Examine the material below. Gather every line in which the string "with" appears.
== Entries shown
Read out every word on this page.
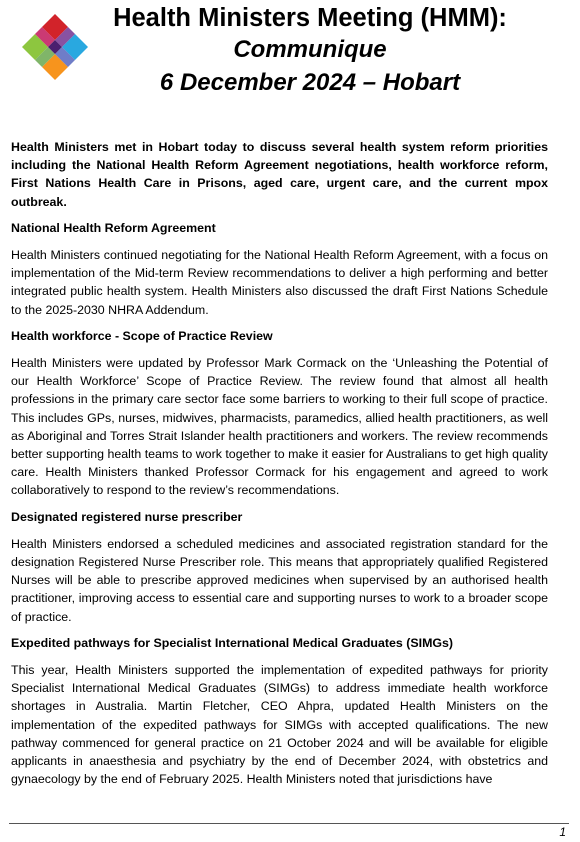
Health Ministers Meeting (HMM):
Communique
6 December 2024 – Hobart

Health Ministers met in Hobart today to discuss several health system reform priorities including the National Health Reform Agreement negotiations, health workforce reform, First Nations Health Care in Prisons, aged care, urgent care, and the current mpox outbreak.

National Health Reform Agreement

Health Ministers continued negotiating for the National Health Reform Agreement, with a focus on implementation of the Mid-term Review recommendations to deliver a high performing and better integrated public health system. Health Ministers also discussed the draft First Nations Schedule to the 2025-2030 NHRA Addendum.

Health workforce - Scope of Practice Review

Health Ministers were updated by Professor Mark Cormack on the ‘Unleashing the Potential of our Health Workforce’ Scope of Practice Review. The review found that almost all health professions in the primary care sector face some barriers to working to their full scope of practice. This includes GPs, nurses, midwives, pharmacists, paramedics, allied health practitioners, as well as Aboriginal and Torres Strait Islander health practitioners and workers. The review recommends better supporting health teams to work together to make it easier for Australians to get high quality care. Health Ministers thanked Professor Cormack for his engagement and agreed to work collaboratively to respond to the review’s recommendations.

Designated registered nurse prescriber

Health Ministers endorsed a scheduled medicines and associated registration standard for the designation Registered Nurse Prescriber role. This means that appropriately qualified Registered Nurses will be able to prescribe approved medicines when supervised by an authorised health practitioner, improving access to essential care and supporting nurses to work to a broader scope of practice.

Expedited pathways for Specialist International Medical Graduates (SIMGs)

This year, Health Ministers supported the implementation of expedited pathways for priority Specialist International Medical Graduates (SIMGs) to address immediate health workforce shortages in Australia. Martin Fletcher, CEO Ahpra, updated Health Ministers on the implementation of the expedited pathways for SIMGs with accepted qualifications. The new pathway commenced for general practice on 21 October 2024 and will be available for eligible applicants in anaesthesia and psychiatry by the end of December 2024, with obstetrics and gynaecology by the end of February 2025. Health Ministers noted that jurisdictions have

1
====
Exercise solution -
Health Ministers continued negotiating for the National Health Reform Agreement, with a focus on implementation of the Mid-term Review recommendations to deliver a high performing and better integrated public health system. Health Ministers also discussed the draft First Nations Schedule to the 2025-2030 NHRA Addendum.
This year, Health Ministers supported the implementation of expedited pathways for priority Specialist International Medical Graduates (SIMGs) to address immediate health workforce shortages in Australia. Martin Fletcher, CEO Ahpra, updated Health Ministers on the implementation of the expedited pathways for SIMGs with accepted qualifications. The new pathway commenced for general practice on 21 October 2024 and will be available for eligible applicants in anaesthesia and psychiatry by the end of December 2024, with obstetrics and gynaecology by the end of February 2025. Health Ministers noted that jurisdictions have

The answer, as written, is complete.